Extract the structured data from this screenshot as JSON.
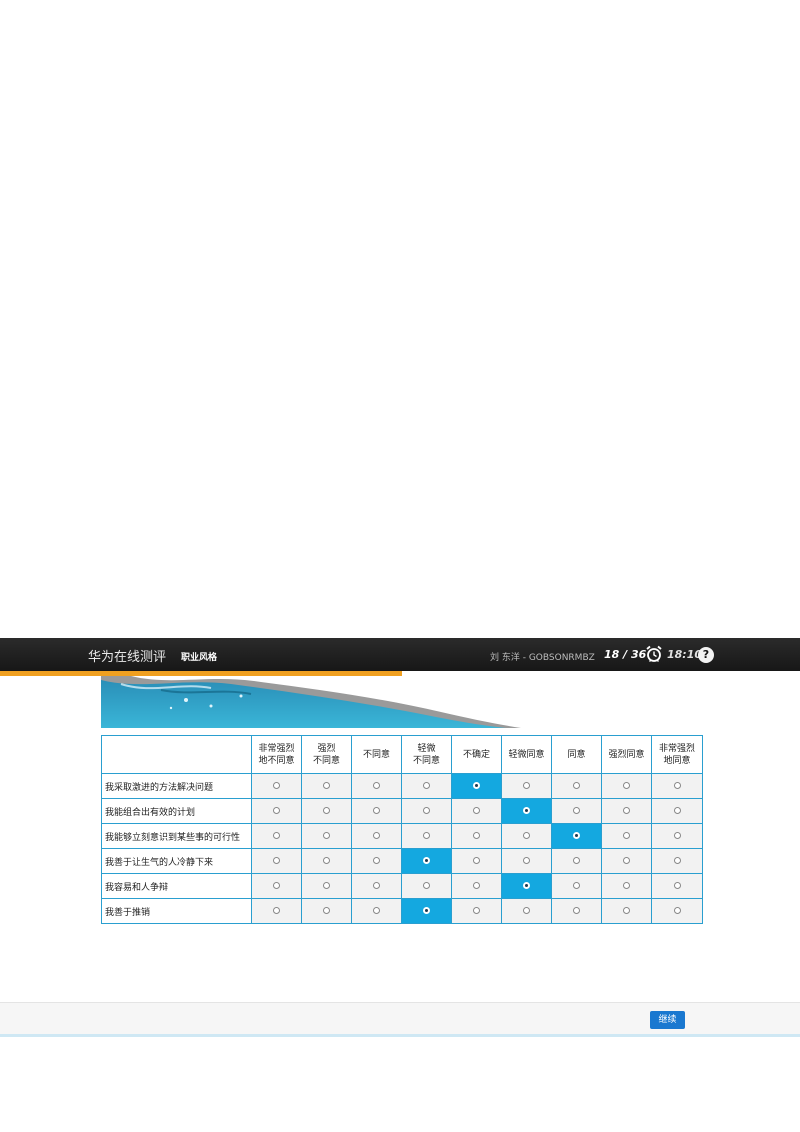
{
  "header": {
    "app_title": "华为在线测评",
    "section": "职业风格",
    "user": "刘 东洋 - GOBSONRMBZ",
    "progress": "18 / 36",
    "timer": "18:10",
    "help": "?"
  },
  "options": [
    "非常强烈\n地不同意",
    "强烈\n不同意",
    "不同意",
    "轻微\n不同意",
    "不确定",
    "轻微同意",
    "同意",
    "强烈同意",
    "非常强烈\n地同意"
  ],
  "questions": [
    {
      "text": "我采取激进的方法解决问题",
      "selected": 4
    },
    {
      "text": "我能组合出有效的计划",
      "selected": 5
    },
    {
      "text": "我能够立刻意识到某些事的可行性",
      "selected": 6
    },
    {
      "text": "我善于让生气的人冷静下来",
      "selected": 3
    },
    {
      "text": "我容易和人争辩",
      "selected": 5
    },
    {
      "text": "我善于推销",
      "selected": 3
    }
  ],
  "footer": {
    "continue_label": "继续"
  },
  "colors": {
    "accent": "#14a8e0",
    "header_bg": "#1f1f1f",
    "orange_bar": "#f0a020",
    "button": "#1a78d0"
  }
}
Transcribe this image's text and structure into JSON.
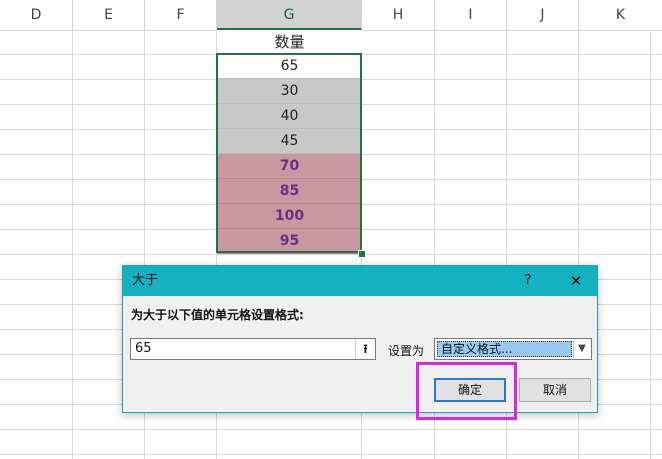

- [Task]
Working from the listing above, pick out every line that has "JSON" and copy it.

- [Expected answer]
Extract the structured data from this screenshot as JSON.
Transcribe this image's text and structure into JSON.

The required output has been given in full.